DATA SHOWN:

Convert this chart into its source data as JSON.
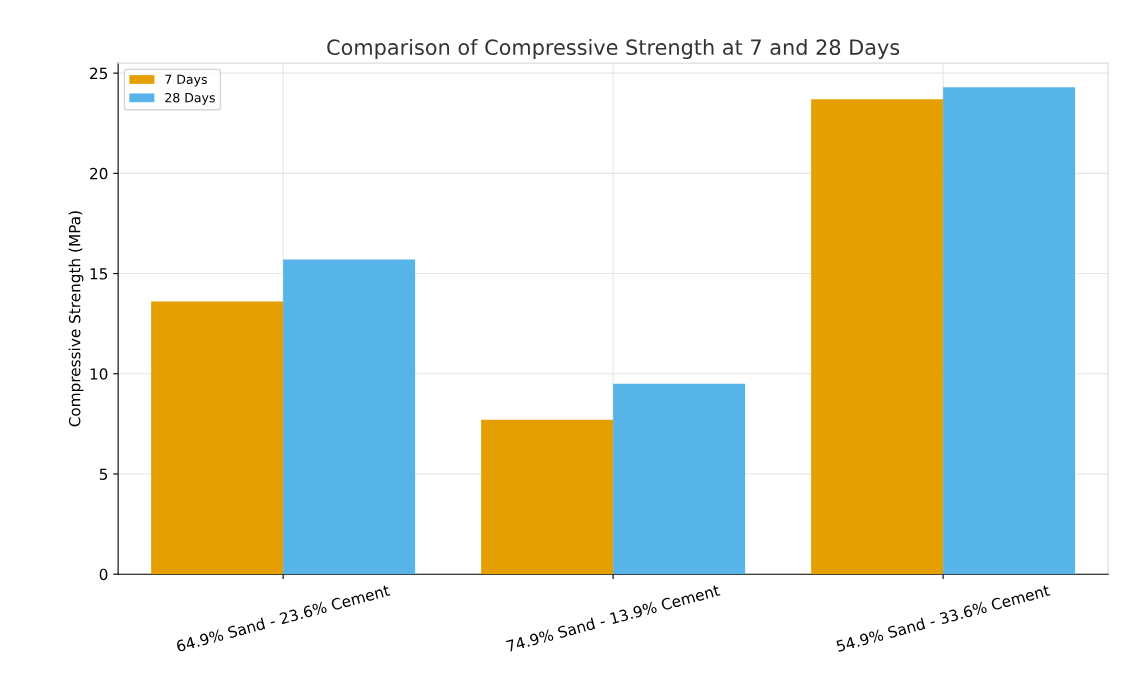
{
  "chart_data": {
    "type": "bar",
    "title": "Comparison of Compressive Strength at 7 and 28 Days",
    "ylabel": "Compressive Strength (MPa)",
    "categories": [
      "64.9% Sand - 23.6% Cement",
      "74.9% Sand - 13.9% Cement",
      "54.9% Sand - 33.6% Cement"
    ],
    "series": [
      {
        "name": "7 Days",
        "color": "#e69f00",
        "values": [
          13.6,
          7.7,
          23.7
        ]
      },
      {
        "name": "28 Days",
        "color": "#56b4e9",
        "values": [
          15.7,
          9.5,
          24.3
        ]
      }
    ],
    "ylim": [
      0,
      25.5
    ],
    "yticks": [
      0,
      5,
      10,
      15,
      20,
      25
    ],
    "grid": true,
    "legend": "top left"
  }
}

AIM:
Reproduce each line of the records exactly, and omit every picture.

FINAL ANSWER:
Convert this chart into its source data as JSON.
{
  "chart_data": {
    "type": "bar",
    "title": "Comparison of Compressive Strength at 7 and 28 Days",
    "ylabel": "Compressive Strength (MPa)",
    "categories": [
      "64.9% Sand - 23.6% Cement",
      "74.9% Sand - 13.9% Cement",
      "54.9% Sand - 33.6% Cement"
    ],
    "series": [
      {
        "name": "7 Days",
        "color": "#e69f00",
        "values": [
          13.6,
          7.7,
          23.7
        ]
      },
      {
        "name": "28 Days",
        "color": "#56b4e9",
        "values": [
          15.7,
          9.5,
          24.3
        ]
      }
    ],
    "ylim": [
      0,
      25.5
    ],
    "yticks": [
      0,
      5,
      10,
      15,
      20,
      25
    ],
    "grid": true,
    "legend": "top left"
  }
}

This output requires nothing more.